DATASET ENTRIES:
★ ★ ★

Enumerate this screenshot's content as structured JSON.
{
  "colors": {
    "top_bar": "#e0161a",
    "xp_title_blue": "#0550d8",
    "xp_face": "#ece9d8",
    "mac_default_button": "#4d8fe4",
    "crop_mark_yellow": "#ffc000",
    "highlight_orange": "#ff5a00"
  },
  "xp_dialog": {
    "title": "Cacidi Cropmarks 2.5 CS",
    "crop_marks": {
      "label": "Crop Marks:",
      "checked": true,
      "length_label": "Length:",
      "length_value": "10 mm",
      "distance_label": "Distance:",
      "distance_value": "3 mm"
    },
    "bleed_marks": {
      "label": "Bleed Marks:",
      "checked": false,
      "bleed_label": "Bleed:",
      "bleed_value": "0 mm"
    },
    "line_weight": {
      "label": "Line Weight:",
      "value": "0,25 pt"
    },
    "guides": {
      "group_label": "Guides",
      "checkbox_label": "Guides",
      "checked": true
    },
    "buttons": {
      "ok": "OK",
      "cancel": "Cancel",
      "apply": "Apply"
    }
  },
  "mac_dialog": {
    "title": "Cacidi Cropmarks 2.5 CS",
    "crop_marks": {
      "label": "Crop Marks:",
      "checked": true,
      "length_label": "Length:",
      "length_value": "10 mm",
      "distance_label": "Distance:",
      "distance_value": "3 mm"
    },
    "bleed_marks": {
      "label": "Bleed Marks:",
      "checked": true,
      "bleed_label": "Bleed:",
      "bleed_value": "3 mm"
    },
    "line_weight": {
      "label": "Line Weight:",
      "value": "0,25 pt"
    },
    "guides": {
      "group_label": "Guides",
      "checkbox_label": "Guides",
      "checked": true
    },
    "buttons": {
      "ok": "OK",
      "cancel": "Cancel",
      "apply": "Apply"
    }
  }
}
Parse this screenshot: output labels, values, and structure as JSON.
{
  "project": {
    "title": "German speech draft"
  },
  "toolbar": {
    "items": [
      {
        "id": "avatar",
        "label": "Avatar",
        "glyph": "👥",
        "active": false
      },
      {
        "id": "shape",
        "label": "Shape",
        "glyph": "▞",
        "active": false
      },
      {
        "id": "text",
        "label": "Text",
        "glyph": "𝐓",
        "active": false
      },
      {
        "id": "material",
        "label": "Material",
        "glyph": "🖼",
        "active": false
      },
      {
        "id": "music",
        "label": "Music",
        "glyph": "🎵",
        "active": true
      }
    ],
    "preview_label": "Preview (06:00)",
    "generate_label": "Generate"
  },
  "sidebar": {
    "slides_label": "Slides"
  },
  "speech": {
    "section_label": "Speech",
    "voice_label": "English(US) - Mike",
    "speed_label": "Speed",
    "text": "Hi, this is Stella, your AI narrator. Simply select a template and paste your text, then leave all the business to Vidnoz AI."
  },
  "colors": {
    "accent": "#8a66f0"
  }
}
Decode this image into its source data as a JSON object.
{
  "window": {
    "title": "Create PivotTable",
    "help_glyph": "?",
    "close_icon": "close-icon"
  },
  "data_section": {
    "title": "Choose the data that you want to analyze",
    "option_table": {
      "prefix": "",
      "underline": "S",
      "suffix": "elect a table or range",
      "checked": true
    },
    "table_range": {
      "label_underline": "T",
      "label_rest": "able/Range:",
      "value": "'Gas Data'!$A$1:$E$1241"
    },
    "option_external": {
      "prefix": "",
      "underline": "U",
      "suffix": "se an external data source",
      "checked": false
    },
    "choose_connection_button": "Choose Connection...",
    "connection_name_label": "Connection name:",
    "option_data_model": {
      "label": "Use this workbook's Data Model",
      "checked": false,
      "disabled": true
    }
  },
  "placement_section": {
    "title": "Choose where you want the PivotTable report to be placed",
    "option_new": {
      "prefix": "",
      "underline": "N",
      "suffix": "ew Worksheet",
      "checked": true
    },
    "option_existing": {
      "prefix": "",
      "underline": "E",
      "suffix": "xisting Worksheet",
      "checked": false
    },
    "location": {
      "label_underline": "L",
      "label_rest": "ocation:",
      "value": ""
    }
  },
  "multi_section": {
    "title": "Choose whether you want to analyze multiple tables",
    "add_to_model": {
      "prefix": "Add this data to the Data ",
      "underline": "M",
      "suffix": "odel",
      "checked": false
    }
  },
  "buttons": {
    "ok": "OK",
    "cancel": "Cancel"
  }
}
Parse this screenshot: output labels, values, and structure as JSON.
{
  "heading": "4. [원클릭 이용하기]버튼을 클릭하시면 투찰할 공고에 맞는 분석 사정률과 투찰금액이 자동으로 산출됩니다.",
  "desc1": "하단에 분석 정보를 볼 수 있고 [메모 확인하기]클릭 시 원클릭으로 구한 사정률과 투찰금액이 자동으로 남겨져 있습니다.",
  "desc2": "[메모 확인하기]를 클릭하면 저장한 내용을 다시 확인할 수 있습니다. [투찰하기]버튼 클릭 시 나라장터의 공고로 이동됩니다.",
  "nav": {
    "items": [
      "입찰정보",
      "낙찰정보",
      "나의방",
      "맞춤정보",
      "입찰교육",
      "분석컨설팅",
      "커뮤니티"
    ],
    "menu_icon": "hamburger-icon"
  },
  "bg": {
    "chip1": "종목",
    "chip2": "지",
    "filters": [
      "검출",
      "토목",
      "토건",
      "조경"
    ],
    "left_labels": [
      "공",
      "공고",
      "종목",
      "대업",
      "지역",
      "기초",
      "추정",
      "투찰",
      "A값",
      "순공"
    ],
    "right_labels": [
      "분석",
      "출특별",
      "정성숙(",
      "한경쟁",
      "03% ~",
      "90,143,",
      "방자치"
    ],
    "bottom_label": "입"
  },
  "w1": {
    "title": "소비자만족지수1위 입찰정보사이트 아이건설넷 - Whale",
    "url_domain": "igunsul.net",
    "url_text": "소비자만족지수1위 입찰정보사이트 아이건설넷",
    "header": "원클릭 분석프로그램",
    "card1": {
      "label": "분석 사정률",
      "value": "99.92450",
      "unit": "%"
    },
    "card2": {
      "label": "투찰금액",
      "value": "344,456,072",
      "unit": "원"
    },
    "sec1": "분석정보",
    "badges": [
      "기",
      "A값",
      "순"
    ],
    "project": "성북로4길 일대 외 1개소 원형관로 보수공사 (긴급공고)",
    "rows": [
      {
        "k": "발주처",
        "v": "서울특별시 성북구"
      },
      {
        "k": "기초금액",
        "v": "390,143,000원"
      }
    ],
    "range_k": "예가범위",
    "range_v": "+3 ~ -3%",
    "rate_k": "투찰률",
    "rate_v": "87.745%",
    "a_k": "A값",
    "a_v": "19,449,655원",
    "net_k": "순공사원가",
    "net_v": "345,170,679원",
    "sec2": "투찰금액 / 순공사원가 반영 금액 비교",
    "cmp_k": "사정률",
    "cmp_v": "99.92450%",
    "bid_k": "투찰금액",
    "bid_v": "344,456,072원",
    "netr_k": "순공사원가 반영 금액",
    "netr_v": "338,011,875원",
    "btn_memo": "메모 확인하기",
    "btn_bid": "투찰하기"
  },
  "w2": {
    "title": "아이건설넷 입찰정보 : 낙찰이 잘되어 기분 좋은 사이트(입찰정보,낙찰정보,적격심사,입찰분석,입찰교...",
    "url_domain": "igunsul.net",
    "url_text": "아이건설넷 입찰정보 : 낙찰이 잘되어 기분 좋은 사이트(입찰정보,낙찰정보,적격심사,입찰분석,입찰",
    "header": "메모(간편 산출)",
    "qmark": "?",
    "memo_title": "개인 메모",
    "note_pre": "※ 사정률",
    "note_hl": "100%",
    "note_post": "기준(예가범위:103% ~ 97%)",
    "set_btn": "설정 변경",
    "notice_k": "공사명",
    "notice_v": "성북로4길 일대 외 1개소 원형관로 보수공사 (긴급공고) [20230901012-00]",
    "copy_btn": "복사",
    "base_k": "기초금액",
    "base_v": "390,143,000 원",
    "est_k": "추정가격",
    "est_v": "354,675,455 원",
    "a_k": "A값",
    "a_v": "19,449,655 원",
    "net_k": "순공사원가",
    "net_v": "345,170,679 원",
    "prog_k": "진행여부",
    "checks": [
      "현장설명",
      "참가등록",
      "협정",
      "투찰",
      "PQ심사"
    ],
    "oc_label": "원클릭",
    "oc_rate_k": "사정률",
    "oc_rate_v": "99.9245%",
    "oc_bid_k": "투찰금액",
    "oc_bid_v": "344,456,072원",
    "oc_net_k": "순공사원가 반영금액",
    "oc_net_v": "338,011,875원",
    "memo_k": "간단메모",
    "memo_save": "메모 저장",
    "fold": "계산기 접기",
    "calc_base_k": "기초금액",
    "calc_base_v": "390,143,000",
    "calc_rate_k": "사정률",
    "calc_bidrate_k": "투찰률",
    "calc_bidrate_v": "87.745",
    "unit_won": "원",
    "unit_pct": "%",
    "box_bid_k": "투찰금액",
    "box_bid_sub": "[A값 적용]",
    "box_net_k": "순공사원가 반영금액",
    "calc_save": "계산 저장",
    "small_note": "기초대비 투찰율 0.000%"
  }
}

★ ★ ★

STATED PROBLEM:
Find every line in the records above that holds the word "반영금액", and copy each one.

SOLUTION:
    "oc_net_k": "순공사원가 반영금액",
    "box_net_k": "순공사원가 반영금액",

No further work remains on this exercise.